[Data records]
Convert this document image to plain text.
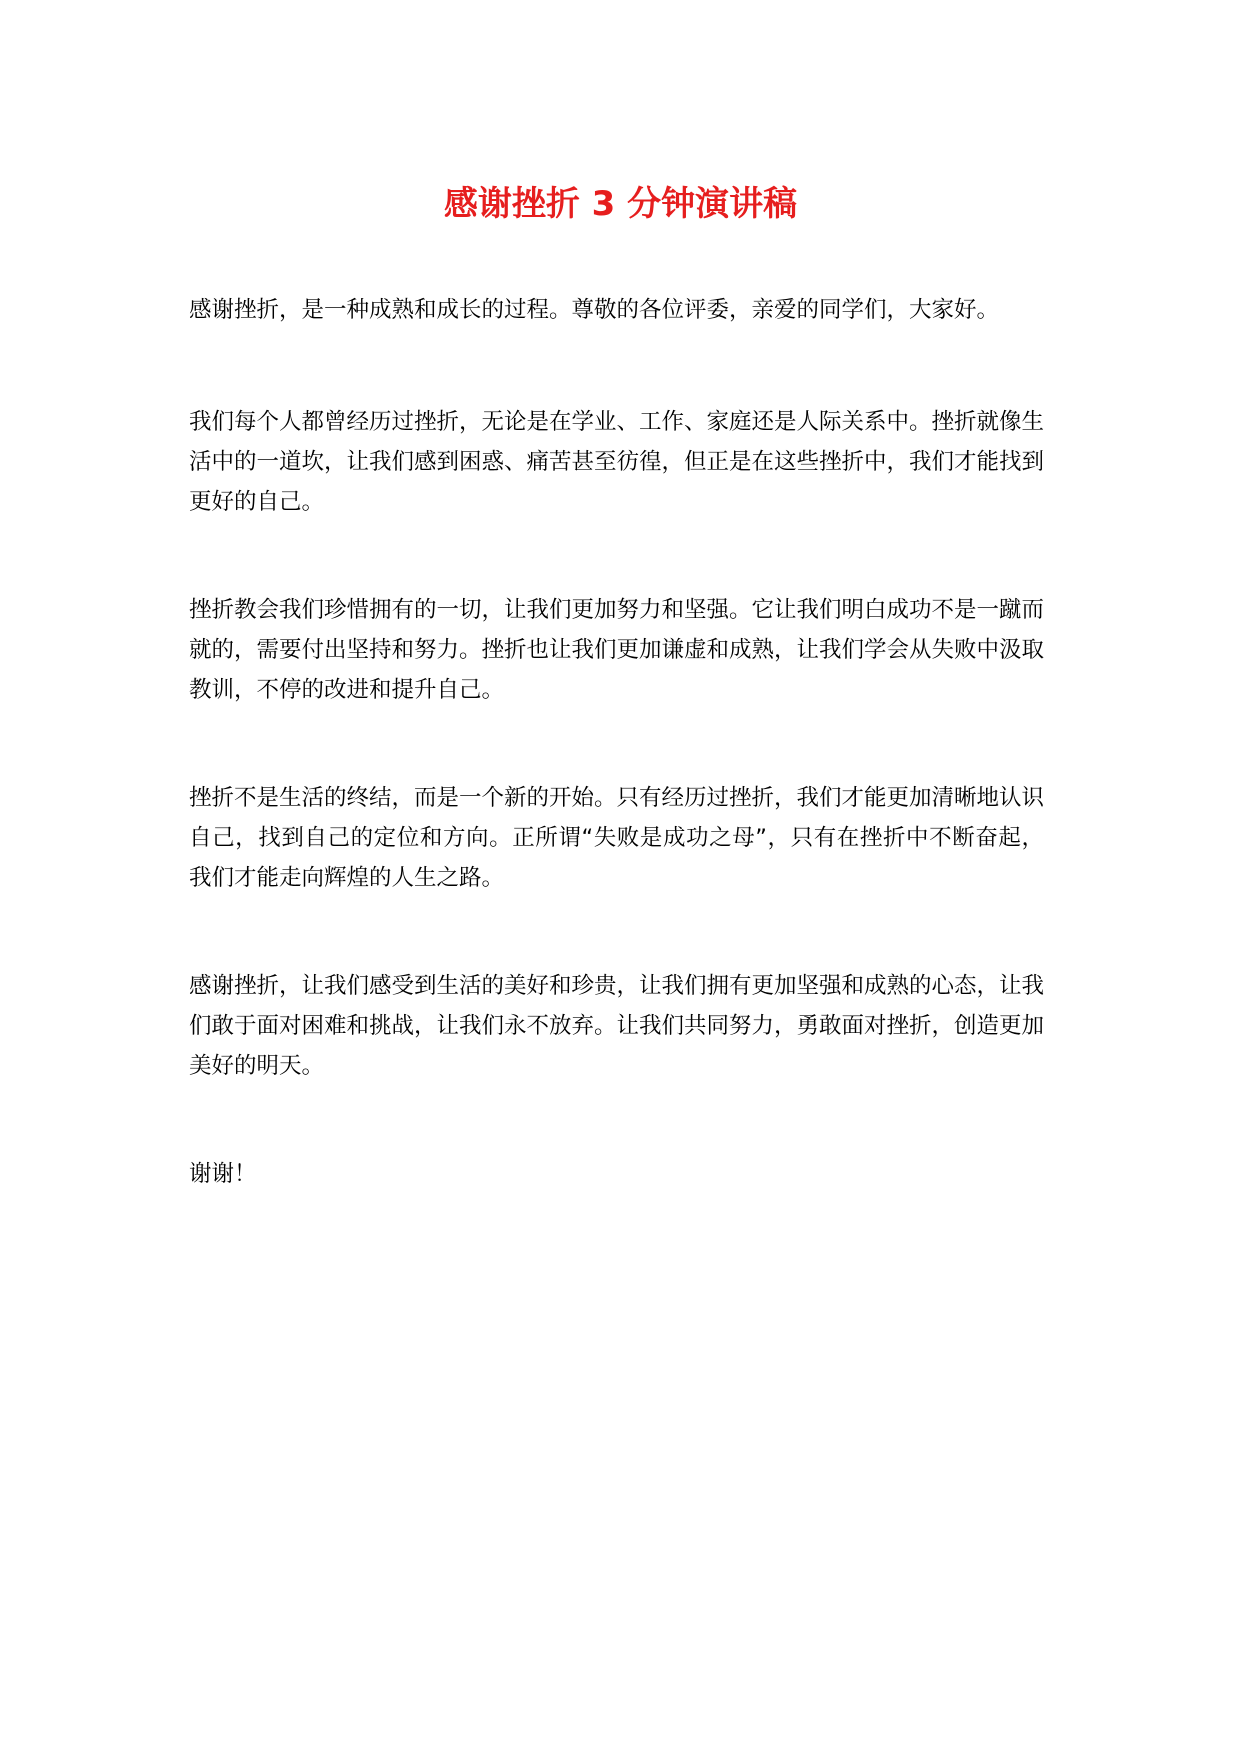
感谢挫折 3 分钟演讲稿

感谢挫折，是一种成熟和成长的过程。尊敬的各位评委，亲爱的同学们，大家好。

我们每个人都曾经历过挫折，无论是在学业、工作、家庭还是人际关系中。挫折就像生活中的一道坎，让我们感到困惑、痛苦甚至彷徨，但正是在这些挫折中，我们才能找到更好的自己。

挫折教会我们珍惜拥有的一切，让我们更加努力和坚强。它让我们明白成功不是一蹴而就的，需要付出坚持和努力。挫折也让我们更加谦虚和成熟，让我们学会从失败中汲取教训，不停的改进和提升自己。

挫折不是生活的终结，而是一个新的开始。只有经历过挫折，我们才能更加清晰地认识自己，找到自己的定位和方向。正所谓“失败是成功之母”，只有在挫折中不断奋起，我们才能走向辉煌的人生之路。

感谢挫折，让我们感受到生活的美好和珍贵，让我们拥有更加坚强和成熟的心态，让我们敢于面对困难和挑战，让我们永不放弃。让我们共同努力，勇敢面对挫折，创造更加美好的明天。

谢谢！
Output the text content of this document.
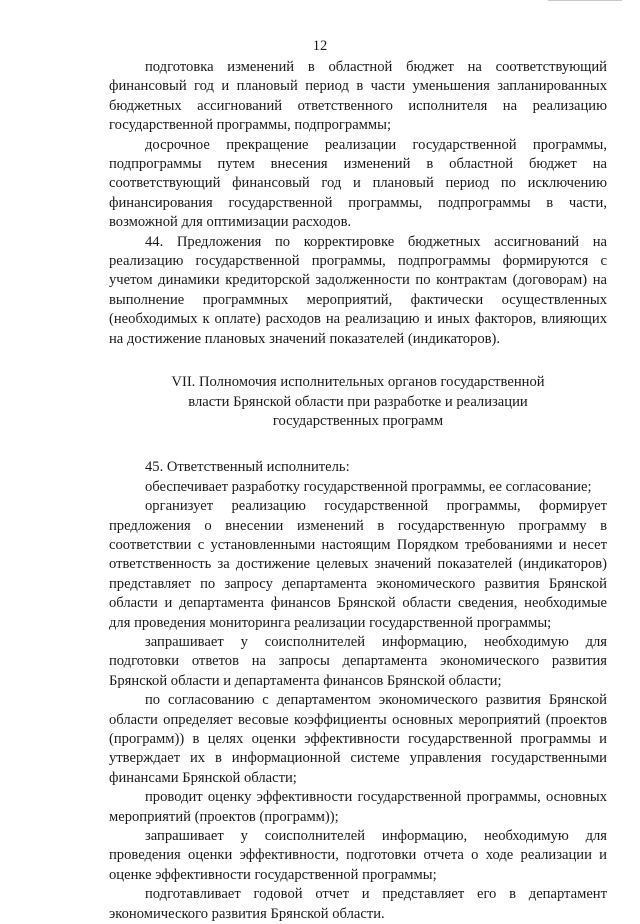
12

подготовка изменений в областной бюджет на соответствующий финансовый год и плановый период в части уменьшения запланированных бюджетных ассигнований ответственного исполнителя на реализацию государственной программы, подпрограммы;

досрочное прекращение реализации государственной программы, подпрограммы путем внесения изменений в областной бюджет на соответствующий финансовый год и плановый период по исключению финансирования государственной программы, подпрограммы в части, возможной для оптимизации расходов.

44. Предложения по корректировке бюджетных ассигнований на реализацию государственной программы, подпрограммы формируются с учетом динамики кредиторской задолженности по контрактам (договорам) на выполнение программных мероприятий, фактически осуществленных (необходимых к оплате) расходов на реализацию и иных факторов, влияющих на достижение плановых значений показателей (индикаторов).

VII. Полномочия исполнительных органов государственной
власти Брянской области при разработке и реализации
государственных программ

45. Ответственный исполнитель:

обеспечивает разработку государственной программы, ее согласование;

организует реализацию государственной программы, формирует предложения о внесении изменений в государственную программу в соответствии с установленными настоящим Порядком требованиями и несет ответственность за достижение целевых значений показателей (индикаторов) представляет по запросу департамента экономического развития Брянской области и департамента финансов Брянской области сведения, необходимые для проведения мониторинга реализации государственной программы;

запрашивает у соисполнителей информацию, необходимую для подготовки ответов на запросы департамента экономического развития Брянской области и департамента финансов Брянской области;

по согласованию с департаментом экономического развития Брянской области определяет весовые коэффициенты основных мероприятий (проектов (программ)) в целях оценки эффективности государственной программы и утверждает их в информационной системе управления государственными финансами Брянской области;

проводит оценку эффективности государственной программы, основных мероприятий (проектов (программ));

запрашивает у соисполнителей информацию, необходимую для проведения оценки эффективности, подготовки отчета о ходе реализации и оценке эффективности государственной программы;

подготавливает годовой отчет и представляет его в департамент экономического развития Брянской области.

◆ **Task requirements**
Write the listing above out again exactly, dropping each image.

◆ **Answer to the problem**
Convert this document image to plain text.
感谢挫折 3 分钟演讲稿

感谢挫折，是一种成熟和成长的过程。尊敬的各位评委，亲爱的同学们，大家好。

我们每个人都曾经历过挫折，无论是在学业、工作、家庭还是人际关系中。挫折就像生活中的一道坎，让我们感到困惑、痛苦甚至彷徨，但正是在这些挫折中，我们才能找到更好的自己。

挫折教会我们珍惜拥有的一切，让我们更加努力和坚强。它让我们明白成功不是一蹴而就的，需要付出坚持和努力。挫折也让我们更加谦虚和成熟，让我们学会从失败中汲取教训，不停的改进和提升自己。

挫折不是生活的终结，而是一个新的开始。只有经历过挫折，我们才能更加清晰地认识自己，找到自己的定位和方向。正所谓“失败是成功之母”，只有在挫折中不断奋起，我们才能走向辉煌的人生之路。

感谢挫折，让我们感受到生活的美好和珍贵，让我们拥有更加坚强和成熟的心态，让我们敢于面对困难和挑战，让我们永不放弃。让我们共同努力，勇敢面对挫折，创造更加美好的明天。

谢谢！
Output the text content of this document.
12

подготовка изменений в областной бюджет на соответствующий финансовый год и плановый период в части уменьшения запланированных бюджетных ассигнований ответственного исполнителя на реализацию государственной программы, подпрограммы;

досрочное прекращение реализации государственной программы, подпрограммы путем внесения изменений в областной бюджет на соответствующий финансовый год и плановый период по исключению финансирования государственной программы, подпрограммы в части, возможной для оптимизации расходов.

44. Предложения по корректировке бюджетных ассигнований на реализацию государственной программы, подпрограммы формируются с учетом динамики кредиторской задолженности по контрактам (договорам) на выполнение программных мероприятий, фактически осуществленных (необходимых к оплате) расходов на реализацию и иных факторов, влияющих на достижение плановых значений показателей (индикаторов).

VII. Полномочия исполнительных органов государственной
власти Брянской области при разработке и реализации
государственных программ

45. Ответственный исполнитель:

обеспечивает разработку государственной программы, ее согласование;

организует реализацию государственной программы, формирует предложения о внесении изменений в государственную программу в соответствии с установленными настоящим Порядком требованиями и несет ответственность за достижение целевых значений показателей (индикаторов) представляет по запросу департамента экономического развития Брянской области и департамента финансов Брянской области сведения, необходимые для проведения мониторинга реализации государственной программы;

запрашивает у соисполнителей информацию, необходимую для подготовки ответов на запросы департамента экономического развития Брянской области и департамента финансов Брянской области;

по согласованию с департаментом экономического развития Брянской области определяет весовые коэффициенты основных мероприятий (проектов (программ)) в целях оценки эффективности государственной программы и утверждает их в информационной системе управления государственными финансами Брянской области;

проводит оценку эффективности государственной программы, основных мероприятий (проектов (программ));

запрашивает у соисполнителей информацию, необходимую для проведения оценки эффективности, подготовки отчета о ходе реализации и оценке эффективности государственной программы;

подготавливает годовой отчет и представляет его в департамент экономического развития Брянской области.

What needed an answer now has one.